**DIRECTION**
Read the records and gather each line that includes "this".

══ SUPPLIED MATERIAL ══

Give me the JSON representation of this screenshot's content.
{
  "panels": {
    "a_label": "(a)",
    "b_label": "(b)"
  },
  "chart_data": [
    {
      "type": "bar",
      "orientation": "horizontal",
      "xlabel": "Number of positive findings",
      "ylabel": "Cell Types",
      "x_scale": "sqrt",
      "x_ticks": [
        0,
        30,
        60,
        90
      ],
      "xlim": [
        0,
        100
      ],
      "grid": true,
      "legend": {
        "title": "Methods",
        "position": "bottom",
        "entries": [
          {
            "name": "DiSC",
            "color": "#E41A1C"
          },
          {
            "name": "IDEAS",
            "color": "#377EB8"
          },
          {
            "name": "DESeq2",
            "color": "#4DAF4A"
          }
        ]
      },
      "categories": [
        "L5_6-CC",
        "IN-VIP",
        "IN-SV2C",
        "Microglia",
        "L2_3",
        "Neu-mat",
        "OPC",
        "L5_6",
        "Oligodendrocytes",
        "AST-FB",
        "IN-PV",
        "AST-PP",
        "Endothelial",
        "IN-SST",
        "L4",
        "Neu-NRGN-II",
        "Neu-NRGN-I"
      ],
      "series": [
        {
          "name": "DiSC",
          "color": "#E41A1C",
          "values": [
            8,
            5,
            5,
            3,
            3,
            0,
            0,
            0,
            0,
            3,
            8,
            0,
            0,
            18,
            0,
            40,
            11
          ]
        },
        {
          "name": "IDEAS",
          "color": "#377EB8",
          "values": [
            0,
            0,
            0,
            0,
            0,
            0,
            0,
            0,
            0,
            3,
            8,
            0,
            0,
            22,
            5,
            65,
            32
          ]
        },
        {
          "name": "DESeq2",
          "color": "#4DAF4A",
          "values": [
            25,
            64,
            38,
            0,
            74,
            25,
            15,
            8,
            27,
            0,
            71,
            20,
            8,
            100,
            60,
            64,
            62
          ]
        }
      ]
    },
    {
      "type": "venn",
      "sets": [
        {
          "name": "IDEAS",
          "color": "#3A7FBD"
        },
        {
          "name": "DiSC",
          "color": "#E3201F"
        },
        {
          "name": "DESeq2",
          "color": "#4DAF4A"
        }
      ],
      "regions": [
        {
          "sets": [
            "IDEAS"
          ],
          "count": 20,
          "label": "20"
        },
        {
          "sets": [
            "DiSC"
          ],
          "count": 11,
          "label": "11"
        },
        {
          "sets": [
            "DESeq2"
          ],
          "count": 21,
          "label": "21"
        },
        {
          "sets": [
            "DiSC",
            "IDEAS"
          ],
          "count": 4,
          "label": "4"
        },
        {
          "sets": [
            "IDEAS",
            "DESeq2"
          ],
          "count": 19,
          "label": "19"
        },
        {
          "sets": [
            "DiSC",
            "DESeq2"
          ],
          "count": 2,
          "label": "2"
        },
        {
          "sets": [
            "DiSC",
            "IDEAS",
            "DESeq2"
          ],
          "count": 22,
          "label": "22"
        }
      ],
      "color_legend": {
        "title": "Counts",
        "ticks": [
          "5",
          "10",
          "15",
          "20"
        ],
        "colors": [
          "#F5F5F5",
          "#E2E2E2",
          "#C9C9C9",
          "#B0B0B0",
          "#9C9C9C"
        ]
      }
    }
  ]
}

═══
══ SUPPLIED MATERIAL ══

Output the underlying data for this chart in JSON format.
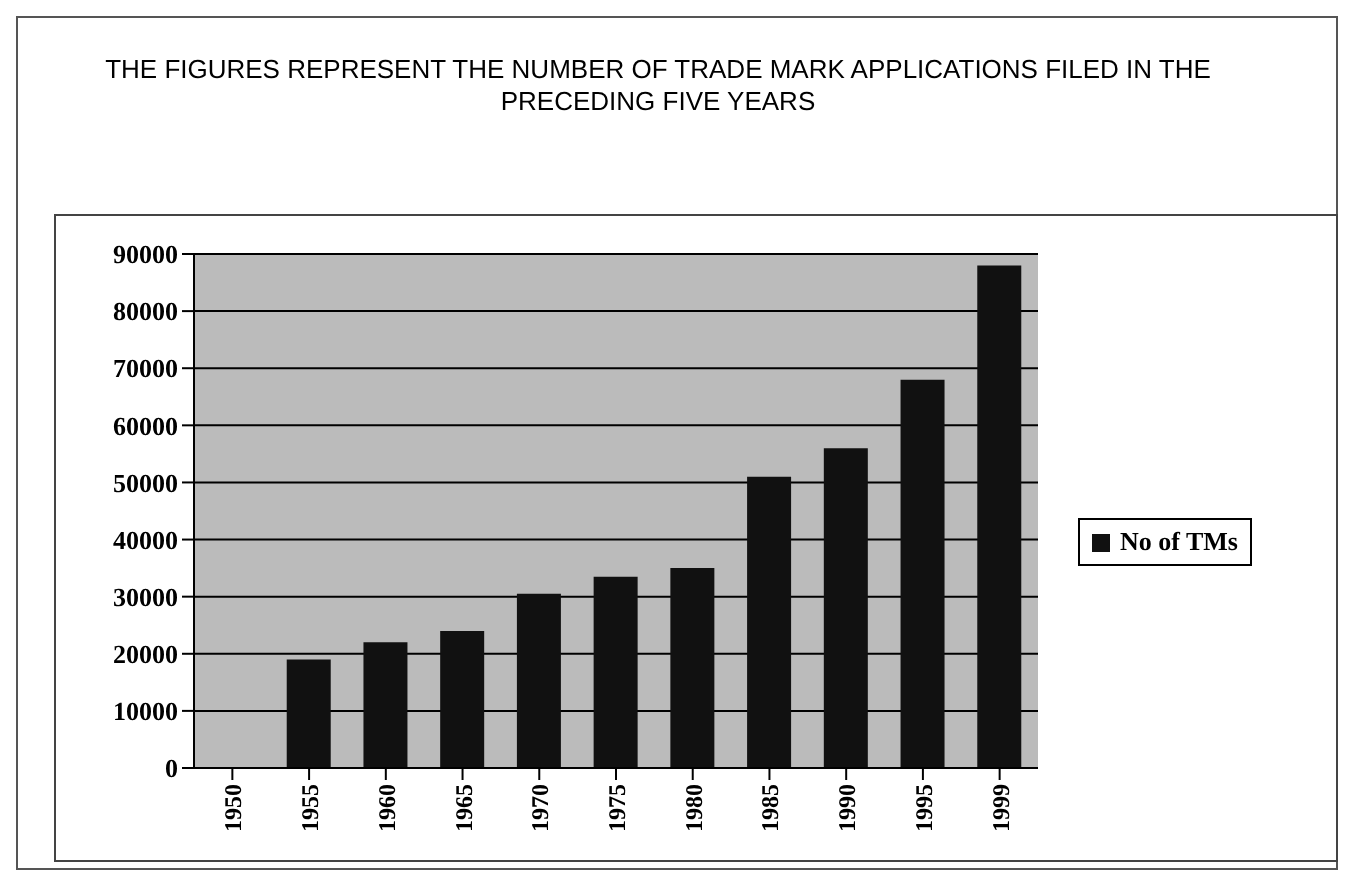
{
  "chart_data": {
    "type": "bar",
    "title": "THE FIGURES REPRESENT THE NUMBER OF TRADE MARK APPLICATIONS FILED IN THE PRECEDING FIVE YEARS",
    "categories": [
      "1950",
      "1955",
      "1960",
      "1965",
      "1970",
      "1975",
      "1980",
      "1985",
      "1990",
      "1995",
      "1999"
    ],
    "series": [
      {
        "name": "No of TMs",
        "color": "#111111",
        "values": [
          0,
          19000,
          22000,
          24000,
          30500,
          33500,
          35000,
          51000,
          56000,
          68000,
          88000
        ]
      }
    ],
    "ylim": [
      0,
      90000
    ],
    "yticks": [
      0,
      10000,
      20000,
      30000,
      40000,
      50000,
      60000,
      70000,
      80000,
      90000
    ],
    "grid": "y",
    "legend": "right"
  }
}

═══
══ SUPPLIED MATERIAL ══

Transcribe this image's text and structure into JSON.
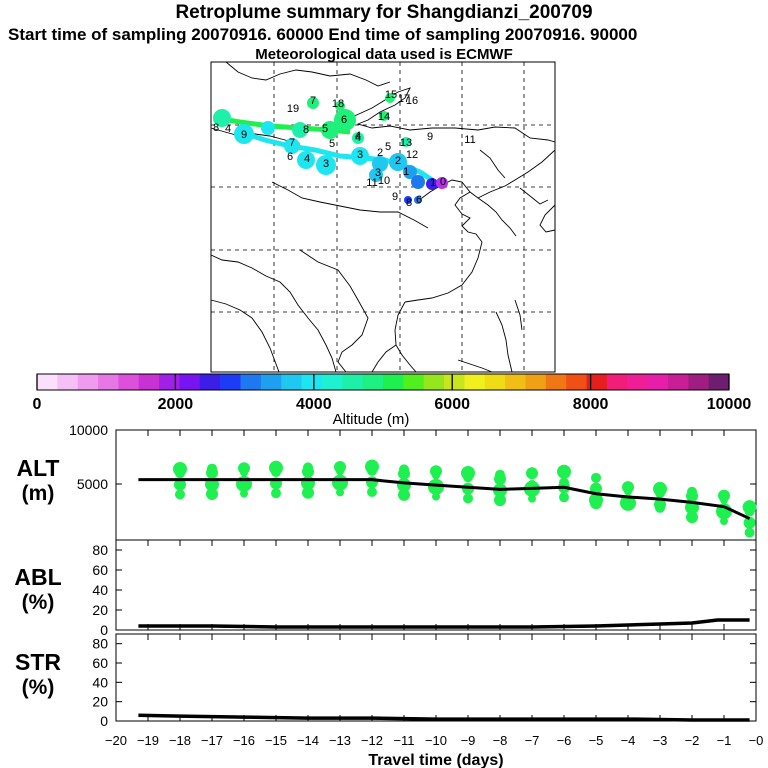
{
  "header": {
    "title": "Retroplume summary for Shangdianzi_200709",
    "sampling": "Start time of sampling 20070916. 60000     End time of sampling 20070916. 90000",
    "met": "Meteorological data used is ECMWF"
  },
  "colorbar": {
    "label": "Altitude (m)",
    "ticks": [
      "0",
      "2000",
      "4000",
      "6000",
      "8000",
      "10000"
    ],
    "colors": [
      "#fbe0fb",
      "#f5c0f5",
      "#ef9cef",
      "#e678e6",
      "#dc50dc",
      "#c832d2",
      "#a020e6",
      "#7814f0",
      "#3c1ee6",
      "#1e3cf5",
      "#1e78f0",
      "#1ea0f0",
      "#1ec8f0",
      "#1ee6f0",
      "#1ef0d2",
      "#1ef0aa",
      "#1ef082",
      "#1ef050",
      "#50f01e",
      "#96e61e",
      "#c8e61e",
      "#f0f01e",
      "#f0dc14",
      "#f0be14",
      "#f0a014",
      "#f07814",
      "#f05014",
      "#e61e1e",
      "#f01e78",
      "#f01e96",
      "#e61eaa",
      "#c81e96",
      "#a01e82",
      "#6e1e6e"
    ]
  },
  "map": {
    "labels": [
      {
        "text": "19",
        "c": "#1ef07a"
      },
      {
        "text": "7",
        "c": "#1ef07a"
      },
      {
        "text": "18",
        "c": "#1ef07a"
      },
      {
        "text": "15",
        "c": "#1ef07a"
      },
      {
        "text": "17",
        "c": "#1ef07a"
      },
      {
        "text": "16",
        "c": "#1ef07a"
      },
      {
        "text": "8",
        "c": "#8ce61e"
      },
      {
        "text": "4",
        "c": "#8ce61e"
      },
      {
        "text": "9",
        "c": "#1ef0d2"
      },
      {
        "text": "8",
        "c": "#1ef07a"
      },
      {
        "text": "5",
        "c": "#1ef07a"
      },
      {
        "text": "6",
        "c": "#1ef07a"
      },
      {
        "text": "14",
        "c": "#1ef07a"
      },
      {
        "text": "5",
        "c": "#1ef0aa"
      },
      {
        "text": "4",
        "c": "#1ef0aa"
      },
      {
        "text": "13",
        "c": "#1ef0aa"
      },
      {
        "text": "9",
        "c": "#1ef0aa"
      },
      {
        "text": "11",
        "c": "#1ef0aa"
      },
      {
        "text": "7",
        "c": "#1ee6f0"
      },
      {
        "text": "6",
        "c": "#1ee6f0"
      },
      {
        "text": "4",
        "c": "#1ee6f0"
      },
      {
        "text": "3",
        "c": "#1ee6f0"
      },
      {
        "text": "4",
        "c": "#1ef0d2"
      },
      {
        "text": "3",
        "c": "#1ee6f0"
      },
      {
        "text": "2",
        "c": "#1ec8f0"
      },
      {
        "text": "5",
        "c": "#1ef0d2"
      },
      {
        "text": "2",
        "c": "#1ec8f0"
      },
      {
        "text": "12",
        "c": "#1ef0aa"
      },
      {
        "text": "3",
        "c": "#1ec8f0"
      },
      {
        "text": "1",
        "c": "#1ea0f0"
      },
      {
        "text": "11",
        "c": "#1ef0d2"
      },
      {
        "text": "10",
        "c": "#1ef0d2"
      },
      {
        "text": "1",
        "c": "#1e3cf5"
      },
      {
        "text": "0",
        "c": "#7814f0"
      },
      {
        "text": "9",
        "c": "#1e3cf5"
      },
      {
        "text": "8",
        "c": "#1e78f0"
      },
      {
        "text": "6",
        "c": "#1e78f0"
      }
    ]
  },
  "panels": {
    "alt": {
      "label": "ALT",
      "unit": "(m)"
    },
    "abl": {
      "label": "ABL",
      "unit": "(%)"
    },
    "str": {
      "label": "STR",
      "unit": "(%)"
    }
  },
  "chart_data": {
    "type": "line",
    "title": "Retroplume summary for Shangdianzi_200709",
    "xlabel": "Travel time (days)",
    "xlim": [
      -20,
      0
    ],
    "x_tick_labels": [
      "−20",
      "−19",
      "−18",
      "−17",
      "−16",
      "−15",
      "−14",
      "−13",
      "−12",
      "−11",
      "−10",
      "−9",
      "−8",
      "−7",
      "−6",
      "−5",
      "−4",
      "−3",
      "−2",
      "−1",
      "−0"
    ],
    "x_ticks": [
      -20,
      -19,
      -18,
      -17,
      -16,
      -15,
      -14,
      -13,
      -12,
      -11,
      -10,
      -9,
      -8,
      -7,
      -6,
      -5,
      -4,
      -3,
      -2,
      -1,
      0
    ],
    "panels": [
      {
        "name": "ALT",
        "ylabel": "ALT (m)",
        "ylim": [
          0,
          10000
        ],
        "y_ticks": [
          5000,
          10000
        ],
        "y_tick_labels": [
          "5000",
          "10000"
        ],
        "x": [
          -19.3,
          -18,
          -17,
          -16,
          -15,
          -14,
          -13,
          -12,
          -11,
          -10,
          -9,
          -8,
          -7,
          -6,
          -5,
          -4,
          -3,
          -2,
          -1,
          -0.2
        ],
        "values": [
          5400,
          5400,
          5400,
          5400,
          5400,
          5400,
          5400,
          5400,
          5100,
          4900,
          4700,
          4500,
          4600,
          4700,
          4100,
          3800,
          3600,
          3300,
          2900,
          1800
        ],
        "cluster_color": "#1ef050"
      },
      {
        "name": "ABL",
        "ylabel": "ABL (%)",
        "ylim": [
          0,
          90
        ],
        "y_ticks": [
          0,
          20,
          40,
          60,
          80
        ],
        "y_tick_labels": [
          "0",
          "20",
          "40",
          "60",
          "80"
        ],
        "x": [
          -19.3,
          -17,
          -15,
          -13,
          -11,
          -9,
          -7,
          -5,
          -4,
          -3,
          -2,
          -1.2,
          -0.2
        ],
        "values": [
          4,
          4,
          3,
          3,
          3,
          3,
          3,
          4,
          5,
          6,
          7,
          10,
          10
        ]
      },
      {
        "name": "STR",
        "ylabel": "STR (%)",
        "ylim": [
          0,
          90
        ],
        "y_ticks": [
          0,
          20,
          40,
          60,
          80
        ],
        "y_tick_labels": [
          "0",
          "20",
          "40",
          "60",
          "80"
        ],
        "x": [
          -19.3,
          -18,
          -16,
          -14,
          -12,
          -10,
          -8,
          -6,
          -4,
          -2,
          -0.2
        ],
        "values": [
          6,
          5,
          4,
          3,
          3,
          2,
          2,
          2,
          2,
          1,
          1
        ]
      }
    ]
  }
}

═══

**WRITTEN RESPONSE**
Give me the JSON representation of this screenshot's content.
Output the underlying data for this chart in JSON format.
Transcribe this image's text and structure into JSON.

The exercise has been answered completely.